> [Istruzioni e requisiti] Disponi in una tabella Markdown le righe di tutti i record, con la colonna «N.» per il numero progressivo e la colonna «Riga» per il testo, tralasciando le righe vuote. Escludi le immagini dalla risposta.

> [I dati]
※ ※ ※
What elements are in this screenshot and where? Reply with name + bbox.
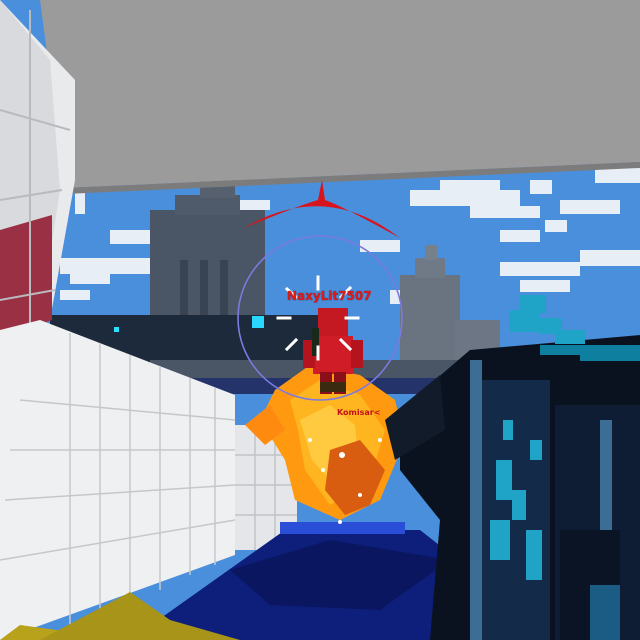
wall-light — [252, 316, 264, 328]
blue-step — [280, 522, 405, 534]
ceiling — [0, 0, 640, 188]
enemy-nameplate-2: Komisar< — [337, 408, 381, 417]
scene-render — [0, 0, 640, 640]
game-viewport[interactable]: NaxyLit7507 Komisar< — [0, 0, 640, 640]
wall-light — [114, 327, 119, 332]
enemy-nameplate: NaxyLit7507 — [287, 289, 372, 303]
※ ※ ※
> [Soluzione]
| N. | Riga |
|---|---|
| 1 | What elements are in this screenshot and where? Reply with name + bbox. |
| 2 | wall-light — [252, 316, 264, 328] |
| 3 | blue-step — [280, 522, 405, 534] |
| 4 | ceiling — [0, 0, 640, 188] |
| 5 | enemy-nameplate-2: Komisar< — [337, 408, 381, 417] |
| 6 | scene-render — [0, 0, 640, 640] |
| 7 | game-viewport[interactable]: NaxyLit7507 Komisar< — [0, 0, 640, 640] |
| 8 | wall-light — [114, 327, 119, 332] |
| 9 | enemy-nameplate: NaxyLit7507 — [287, 289, 372, 303] |